## DIRECTIVE
Repeat all of the data precisely.

Stored items:
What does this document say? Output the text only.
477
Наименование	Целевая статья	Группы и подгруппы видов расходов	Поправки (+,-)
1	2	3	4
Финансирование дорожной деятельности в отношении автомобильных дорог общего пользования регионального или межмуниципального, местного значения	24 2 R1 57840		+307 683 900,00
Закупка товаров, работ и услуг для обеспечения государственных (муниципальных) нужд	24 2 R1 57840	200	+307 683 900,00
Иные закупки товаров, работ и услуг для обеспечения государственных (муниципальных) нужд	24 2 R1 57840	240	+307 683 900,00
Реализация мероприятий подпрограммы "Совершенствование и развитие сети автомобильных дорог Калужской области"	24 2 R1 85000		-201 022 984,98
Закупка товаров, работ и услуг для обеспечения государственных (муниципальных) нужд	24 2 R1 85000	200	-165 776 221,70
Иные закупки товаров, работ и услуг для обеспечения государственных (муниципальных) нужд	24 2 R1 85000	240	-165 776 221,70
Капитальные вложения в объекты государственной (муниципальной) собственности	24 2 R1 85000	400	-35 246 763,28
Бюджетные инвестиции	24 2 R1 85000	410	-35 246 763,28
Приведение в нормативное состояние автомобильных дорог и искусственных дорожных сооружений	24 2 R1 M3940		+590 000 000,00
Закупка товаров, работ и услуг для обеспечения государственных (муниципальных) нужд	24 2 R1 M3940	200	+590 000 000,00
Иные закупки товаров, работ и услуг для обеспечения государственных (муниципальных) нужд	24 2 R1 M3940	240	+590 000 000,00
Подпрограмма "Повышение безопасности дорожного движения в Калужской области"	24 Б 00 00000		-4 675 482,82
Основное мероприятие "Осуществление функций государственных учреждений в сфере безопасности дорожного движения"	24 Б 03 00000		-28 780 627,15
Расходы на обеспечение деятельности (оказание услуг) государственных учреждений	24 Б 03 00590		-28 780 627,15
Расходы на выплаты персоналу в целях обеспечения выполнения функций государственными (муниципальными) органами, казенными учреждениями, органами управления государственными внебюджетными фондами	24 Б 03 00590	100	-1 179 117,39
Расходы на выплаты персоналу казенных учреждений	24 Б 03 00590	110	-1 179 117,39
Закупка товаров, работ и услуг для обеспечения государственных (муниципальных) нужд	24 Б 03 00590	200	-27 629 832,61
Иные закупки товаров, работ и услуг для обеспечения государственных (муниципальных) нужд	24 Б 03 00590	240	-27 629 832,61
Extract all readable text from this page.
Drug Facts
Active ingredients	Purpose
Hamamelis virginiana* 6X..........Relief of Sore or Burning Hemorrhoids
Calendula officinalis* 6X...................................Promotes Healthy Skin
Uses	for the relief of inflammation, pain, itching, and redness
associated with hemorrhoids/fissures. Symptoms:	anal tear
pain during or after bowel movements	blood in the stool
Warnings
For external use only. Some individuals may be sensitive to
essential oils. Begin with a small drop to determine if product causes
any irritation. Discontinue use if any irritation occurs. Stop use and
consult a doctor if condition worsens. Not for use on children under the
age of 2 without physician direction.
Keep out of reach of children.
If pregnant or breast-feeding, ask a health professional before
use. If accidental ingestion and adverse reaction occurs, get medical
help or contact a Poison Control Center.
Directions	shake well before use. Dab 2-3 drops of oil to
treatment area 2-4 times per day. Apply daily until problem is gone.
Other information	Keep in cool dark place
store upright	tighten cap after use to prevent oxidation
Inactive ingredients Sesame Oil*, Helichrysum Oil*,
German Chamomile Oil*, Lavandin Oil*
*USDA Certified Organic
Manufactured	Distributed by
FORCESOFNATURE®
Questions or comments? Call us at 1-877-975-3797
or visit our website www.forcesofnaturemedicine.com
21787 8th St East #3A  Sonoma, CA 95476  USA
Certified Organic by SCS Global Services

## EXERCISE SOLUTION
What does this document say? Output the text only.
477
Наименование	Целевая статья	Группы и подгруппы видов расходов	Поправки (+,-)
1	2	3	4
Финансирование дорожной деятельности в отношении автомобильных дорог общего пользования регионального или межмуниципального, местного значения	24 2 R1 57840		+307 683 900,00
Закупка товаров, работ и услуг для обеспечения государственных (муниципальных) нужд	24 2 R1 57840	200	+307 683 900,00
Иные закупки товаров, работ и услуг для обеспечения государственных (муниципальных) нужд	24 2 R1 57840	240	+307 683 900,00
Реализация мероприятий подпрограммы "Совершенствование и развитие сети автомобильных дорог Калужской области"	24 2 R1 85000		-201 022 984,98
Закупка товаров, работ и услуг для обеспечения государственных (муниципальных) нужд	24 2 R1 85000	200	-165 776 221,70
Иные закупки товаров, работ и услуг для обеспечения государственных (муниципальных) нужд	24 2 R1 85000	240	-165 776 221,70
Капитальные вложения в объекты государственной (муниципальной) собственности	24 2 R1 85000	400	-35 246 763,28
Бюджетные инвестиции	24 2 R1 85000	410	-35 246 763,28
Приведение в нормативное состояние автомобильных дорог и искусственных дорожных сооружений	24 2 R1 M3940		+590 000 000,00
Закупка товаров, работ и услуг для обеспечения государственных (муниципальных) нужд	24 2 R1 M3940	200	+590 000 000,00
Иные закупки товаров, работ и услуг для обеспечения государственных (муниципальных) нужд	24 2 R1 M3940	240	+590 000 000,00
Подпрограмма "Повышение безопасности дорожного движения в Калужской области"	24 Б 00 00000		-4 675 482,82
Основное мероприятие "Осуществление функций государственных учреждений в сфере безопасности дорожного движения"	24 Б 03 00000		-28 780 627,15
Расходы на обеспечение деятельности (оказание услуг) государственных учреждений	24 Б 03 00590		-28 780 627,15
Расходы на выплаты персоналу в целях обеспечения выполнения функций государственными (муниципальными) органами, казенными учреждениями, органами управления государственными внебюджетными фондами	24 Б 03 00590	100	-1 179 117,39
Расходы на выплаты персоналу казенных учреждений	24 Б 03 00590	110	-1 179 117,39
Закупка товаров, работ и услуг для обеспечения государственных (муниципальных) нужд	24 Б 03 00590	200	-27 629 832,61
Иные закупки товаров, работ и услуг для обеспечения государственных (муниципальных) нужд	24 Б 03 00590	240	-27 629 832,61
Extract all readable text from this page.
Drug Facts
Active ingredients	Purpose
Hamamelis virginiana* 6X..........Relief of Sore or Burning Hemorrhoids
Calendula officinalis* 6X...................................Promotes Healthy Skin
Uses	for the relief of inflammation, pain, itching, and redness
associated with hemorrhoids/fissures. Symptoms:	anal tear
pain during or after bowel movements	blood in the stool
Warnings
For external use only. Some individuals may be sensitive to
essential oils. Begin with a small drop to determine if product causes
any irritation. Discontinue use if any irritation occurs. Stop use and
consult a doctor if condition worsens. Not for use on children under the
age of 2 without physician direction.
Keep out of reach of children.
If pregnant or breast-feeding, ask a health professional before
use. If accidental ingestion and adverse reaction occurs, get medical
help or contact a Poison Control Center.
Directions	shake well before use. Dab 2-3 drops of oil to
treatment area 2-4 times per day. Apply daily until problem is gone.
Other information	Keep in cool dark place
store upright	tighten cap after use to prevent oxidation
Inactive ingredients Sesame Oil*, Helichrysum Oil*,
German Chamomile Oil*, Lavandin Oil*
*USDA Certified Organic
Manufactured	Distributed by
FORCESOFNATURE®
Questions or comments? Call us at 1-877-975-3797
or visit our website www.forcesofnaturemedicine.com
21787 8th St East #3A  Sonoma, CA 95476  USA
Certified Organic by SCS Global Services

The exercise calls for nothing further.